### Data listing
========================

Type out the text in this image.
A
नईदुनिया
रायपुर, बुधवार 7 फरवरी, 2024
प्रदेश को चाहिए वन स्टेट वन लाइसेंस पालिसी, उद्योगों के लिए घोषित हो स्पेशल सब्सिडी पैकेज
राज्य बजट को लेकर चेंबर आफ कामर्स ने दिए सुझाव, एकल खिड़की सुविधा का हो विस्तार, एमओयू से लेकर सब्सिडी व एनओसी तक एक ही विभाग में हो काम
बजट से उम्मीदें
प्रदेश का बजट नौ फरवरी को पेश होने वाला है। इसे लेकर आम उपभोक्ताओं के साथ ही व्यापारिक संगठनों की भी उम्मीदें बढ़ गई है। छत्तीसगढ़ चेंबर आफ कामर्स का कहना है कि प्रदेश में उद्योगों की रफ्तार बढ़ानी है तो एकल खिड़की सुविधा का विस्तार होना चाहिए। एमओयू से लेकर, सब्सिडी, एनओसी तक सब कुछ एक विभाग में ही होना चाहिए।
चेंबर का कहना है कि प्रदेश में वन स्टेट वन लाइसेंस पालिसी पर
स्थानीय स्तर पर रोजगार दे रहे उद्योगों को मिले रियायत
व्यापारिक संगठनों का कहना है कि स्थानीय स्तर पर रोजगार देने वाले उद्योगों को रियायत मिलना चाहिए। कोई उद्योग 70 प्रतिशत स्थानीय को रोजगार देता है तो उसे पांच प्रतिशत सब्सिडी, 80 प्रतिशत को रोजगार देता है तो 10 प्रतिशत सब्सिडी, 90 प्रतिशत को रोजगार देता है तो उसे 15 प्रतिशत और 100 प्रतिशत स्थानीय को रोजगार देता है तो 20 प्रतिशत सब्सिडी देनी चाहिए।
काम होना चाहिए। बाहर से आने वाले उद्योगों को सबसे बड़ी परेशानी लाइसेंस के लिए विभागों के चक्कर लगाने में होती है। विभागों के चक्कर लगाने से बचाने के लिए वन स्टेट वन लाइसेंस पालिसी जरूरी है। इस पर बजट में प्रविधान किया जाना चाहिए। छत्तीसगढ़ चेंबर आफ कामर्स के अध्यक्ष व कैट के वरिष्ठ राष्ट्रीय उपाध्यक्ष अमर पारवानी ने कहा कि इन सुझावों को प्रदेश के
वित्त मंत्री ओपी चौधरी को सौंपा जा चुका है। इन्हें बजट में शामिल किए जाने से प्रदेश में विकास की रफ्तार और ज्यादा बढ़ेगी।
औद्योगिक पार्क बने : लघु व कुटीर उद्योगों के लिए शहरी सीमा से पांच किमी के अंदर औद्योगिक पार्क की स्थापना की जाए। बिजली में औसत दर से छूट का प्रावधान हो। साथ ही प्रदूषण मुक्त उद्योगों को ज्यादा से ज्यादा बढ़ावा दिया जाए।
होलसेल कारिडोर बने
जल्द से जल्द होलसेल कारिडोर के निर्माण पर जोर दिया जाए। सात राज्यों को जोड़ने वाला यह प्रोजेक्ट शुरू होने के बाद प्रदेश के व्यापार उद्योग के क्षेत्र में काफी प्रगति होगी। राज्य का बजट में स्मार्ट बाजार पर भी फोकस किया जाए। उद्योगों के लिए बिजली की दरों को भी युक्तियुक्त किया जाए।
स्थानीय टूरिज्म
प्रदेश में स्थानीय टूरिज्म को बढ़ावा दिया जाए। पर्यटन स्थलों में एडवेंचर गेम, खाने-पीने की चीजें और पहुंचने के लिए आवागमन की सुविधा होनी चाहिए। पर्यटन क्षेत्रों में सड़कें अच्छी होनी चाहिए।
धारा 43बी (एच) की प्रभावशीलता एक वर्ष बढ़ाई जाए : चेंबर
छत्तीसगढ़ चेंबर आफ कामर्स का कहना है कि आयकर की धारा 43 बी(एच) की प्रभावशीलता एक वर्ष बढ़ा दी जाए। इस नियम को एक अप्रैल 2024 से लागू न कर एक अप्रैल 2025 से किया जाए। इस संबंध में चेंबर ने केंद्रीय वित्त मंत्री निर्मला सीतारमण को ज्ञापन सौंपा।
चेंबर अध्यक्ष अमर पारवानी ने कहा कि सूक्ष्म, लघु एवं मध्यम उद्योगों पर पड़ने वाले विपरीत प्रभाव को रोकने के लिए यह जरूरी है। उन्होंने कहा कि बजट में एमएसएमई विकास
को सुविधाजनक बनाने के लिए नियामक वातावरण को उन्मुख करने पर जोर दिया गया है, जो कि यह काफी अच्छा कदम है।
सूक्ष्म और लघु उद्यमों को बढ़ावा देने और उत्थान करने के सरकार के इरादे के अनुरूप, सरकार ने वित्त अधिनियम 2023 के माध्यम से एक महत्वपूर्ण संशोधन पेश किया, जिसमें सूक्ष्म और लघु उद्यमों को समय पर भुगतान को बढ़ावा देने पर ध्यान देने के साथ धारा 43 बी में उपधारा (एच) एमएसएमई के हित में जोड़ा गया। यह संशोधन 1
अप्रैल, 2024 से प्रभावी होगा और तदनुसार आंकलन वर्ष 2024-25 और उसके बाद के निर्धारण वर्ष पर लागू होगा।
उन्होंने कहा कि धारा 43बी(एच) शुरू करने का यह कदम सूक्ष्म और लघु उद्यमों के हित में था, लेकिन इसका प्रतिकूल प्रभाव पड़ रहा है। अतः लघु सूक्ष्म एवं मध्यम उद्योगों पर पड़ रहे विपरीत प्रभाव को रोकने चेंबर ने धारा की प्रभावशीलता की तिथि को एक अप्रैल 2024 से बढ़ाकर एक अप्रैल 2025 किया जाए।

========================

### EXERCISE TASK
Tell how many lines of the material above hold "एमओय", answering with a bare number.

### WRITTEN SOLUTION
2